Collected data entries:
■ ■ ■ ■

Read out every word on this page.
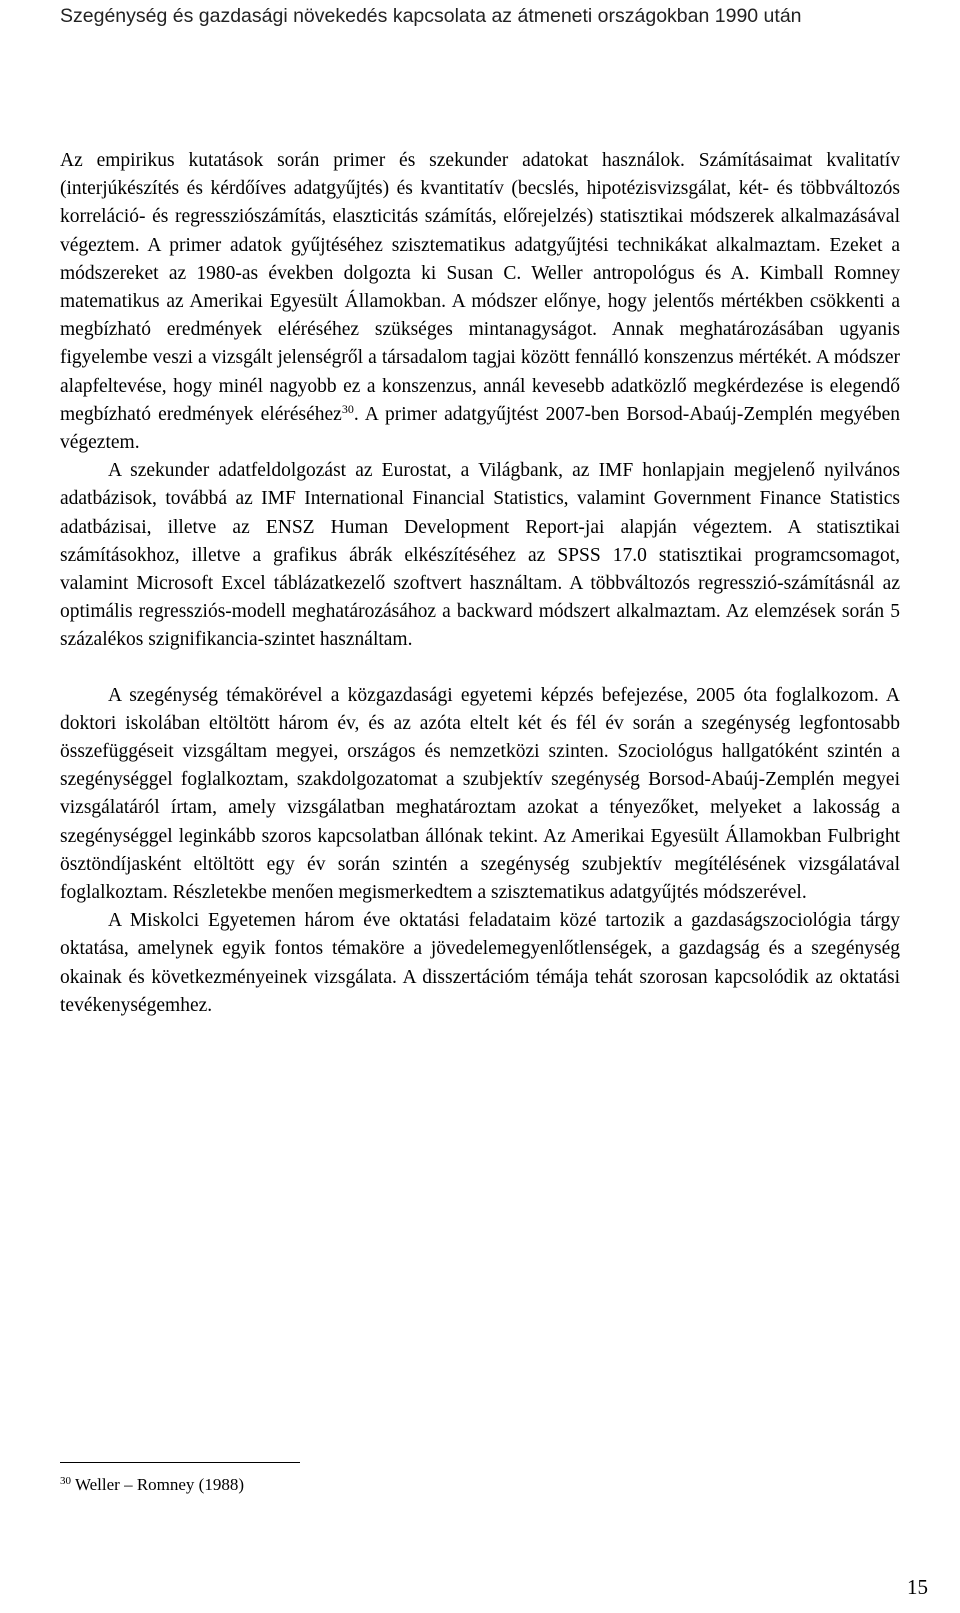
Szegénység és gazdasági növekedés kapcsolata az átmeneti országokban 1990 után

Az empirikus kutatások során primer és szekunder adatokat használok. Számításaimat kvalitatív (interjúkészítés és kérdőíves adatgyűjtés) és kvantitatív (becslés, hipotézisvizsgálat, két- és többváltozós korreláció- és regressziószámítás, elaszticitás számítás, előrejelzés) statisztikai módszerek alkalmazásával végeztem. A primer adatok gyűjtéséhez szisztematikus adatgyűjtési technikákat alkalmaztam. Ezeket a módszereket az 1980-as években dolgozta ki Susan C. Weller antropológus és A. Kimball Romney matematikus az Amerikai Egyesült Államokban. A módszer előnye, hogy jelentős mértékben csökkenti a megbízható eredmények eléréséhez szükséges mintanagyságot. Annak meghatározásában ugyanis figyelembe veszi a vizsgált jelenségről a társadalom tagjai között fennálló konszenzus mértékét. A módszer alapfeltevése, hogy minél nagyobb ez a konszenzus, annál kevesebb adatközlő megkérdezése is elegendő megbízható eredmények eléréséhez$^{30}$. A primer adatgyűjtést 2007-ben Borsod-Abaúj-Zemplén megyében végeztem.

A szekunder adatfeldolgozást az Eurostat, a Világbank, az IMF honlapjain megjelenő nyilvános adatbázisok, továbbá az IMF International Financial Statistics, valamint Government Finance Statistics adatbázisai, illetve az ENSZ Human Development Report-jai alapján végeztem. A statisztikai számításokhoz, illetve a grafikus ábrák elkészítéséhez az SPSS 17.0 statisztikai programcsomagot, valamint Microsoft Excel táblázatkezelő szoftvert használtam. A többváltozós regresszió-számításnál az optimális regressziós-modell meghatározásához a backward módszert alkalmaztam. Az elemzések során 5 százalékos szignifikancia-szintet használtam.

A szegénység témakörével a közgazdasági egyetemi képzés befejezése, 2005 óta foglalkozom. A doktori iskolában eltöltött három év, és az azóta eltelt két és fél év során a szegénység legfontosabb összefüggéseit vizsgáltam megyei, országos és nemzetközi szinten. Szociológus hallgatóként szintén a szegénységgel foglalkoztam, szakdolgozatomat a szubjektív szegénység Borsod-Abaúj-Zemplén megyei vizsgálatáról írtam, amely vizsgálatban meghatároztam azokat a tényezőket, melyeket a lakosság a szegénységgel leginkább szoros kapcsolatban állónak tekint. Az Amerikai Egyesült Államokban Fulbright ösztöndíjasként eltöltött egy év során szintén a szegénység szubjektív megítélésének vizsgálatával foglalkoztam. Részletekbe menően megismerkedtem a szisztematikus adatgyűjtés módszerével.

A Miskolci Egyetemen három éve oktatási feladataim közé tartozik a gazdaságszociológia tárgy oktatása, amelynek egyik fontos témaköre a jövedelemegyenlőtlenségek, a gazdagság és a szegénység okainak és következményeinek vizsgálata. A disszertációm témája tehát szorosan kapcsolódik az oktatási tevékenységemhez.

$^{30}$ Weller – Romney (1988)
15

■ ■ ■ ■

Problem details >> Copy out the listing exactly as it stands, but not the pictures.

Result of the exercise >>
Read out every word on this page.
Szegénység és gazdasági növekedés kapcsolata az átmeneti országokban 1990 után

Az empirikus kutatások során primer és szekunder adatokat használok. Számításaimat kvalitatív (interjúkészítés és kérdőíves adatgyűjtés) és kvantitatív (becslés, hipotézisvizsgálat, két- és többváltozós korreláció- és regressziószámítás, elaszticitás számítás, előrejelzés) statisztikai módszerek alkalmazásával végeztem. A primer adatok gyűjtéséhez szisztematikus adatgyűjtési technikákat alkalmaztam. Ezeket a módszereket az 1980-as években dolgozta ki Susan C. Weller antropológus és A. Kimball Romney matematikus az Amerikai Egyesült Államokban. A módszer előnye, hogy jelentős mértékben csökkenti a megbízható eredmények eléréséhez szükséges mintanagyságot. Annak meghatározásában ugyanis figyelembe veszi a vizsgált jelenségről a társadalom tagjai között fennálló konszenzus mértékét. A módszer alapfeltevése, hogy minél nagyobb ez a konszenzus, annál kevesebb adatközlő megkérdezése is elegendő megbízható eredmények eléréséhez$^{30}$. A primer adatgyűjtést 2007-ben Borsod-Abaúj-Zemplén megyében végeztem.

A szekunder adatfeldolgozást az Eurostat, a Világbank, az IMF honlapjain megjelenő nyilvános adatbázisok, továbbá az IMF International Financial Statistics, valamint Government Finance Statistics adatbázisai, illetve az ENSZ Human Development Report-jai alapján végeztem. A statisztikai számításokhoz, illetve a grafikus ábrák elkészítéséhez az SPSS 17.0 statisztikai programcsomagot, valamint Microsoft Excel táblázatkezelő szoftvert használtam. A többváltozós regresszió-számításnál az optimális regressziós-modell meghatározásához a backward módszert alkalmaztam. Az elemzések során 5 százalékos szignifikancia-szintet használtam.

A szegénység témakörével a közgazdasági egyetemi képzés befejezése, 2005 óta foglalkozom. A doktori iskolában eltöltött három év, és az azóta eltelt két és fél év során a szegénység legfontosabb összefüggéseit vizsgáltam megyei, országos és nemzetközi szinten. Szociológus hallgatóként szintén a szegénységgel foglalkoztam, szakdolgozatomat a szubjektív szegénység Borsod-Abaúj-Zemplén megyei vizsgálatáról írtam, amely vizsgálatban meghatároztam azokat a tényezőket, melyeket a lakosság a szegénységgel leginkább szoros kapcsolatban állónak tekint. Az Amerikai Egyesült Államokban Fulbright ösztöndíjasként eltöltött egy év során szintén a szegénység szubjektív megítélésének vizsgálatával foglalkoztam. Részletekbe menően megismerkedtem a szisztematikus adatgyűjtés módszerével.

A Miskolci Egyetemen három éve oktatási feladataim közé tartozik a gazdaságszociológia tárgy oktatása, amelynek egyik fontos témaköre a jövedelemegyenlőtlenségek, a gazdagság és a szegénység okainak és következményeinek vizsgálata. A disszertációm témája tehát szorosan kapcsolódik az oktatási tevékenységemhez.

$^{30}$ Weller – Romney (1988)
15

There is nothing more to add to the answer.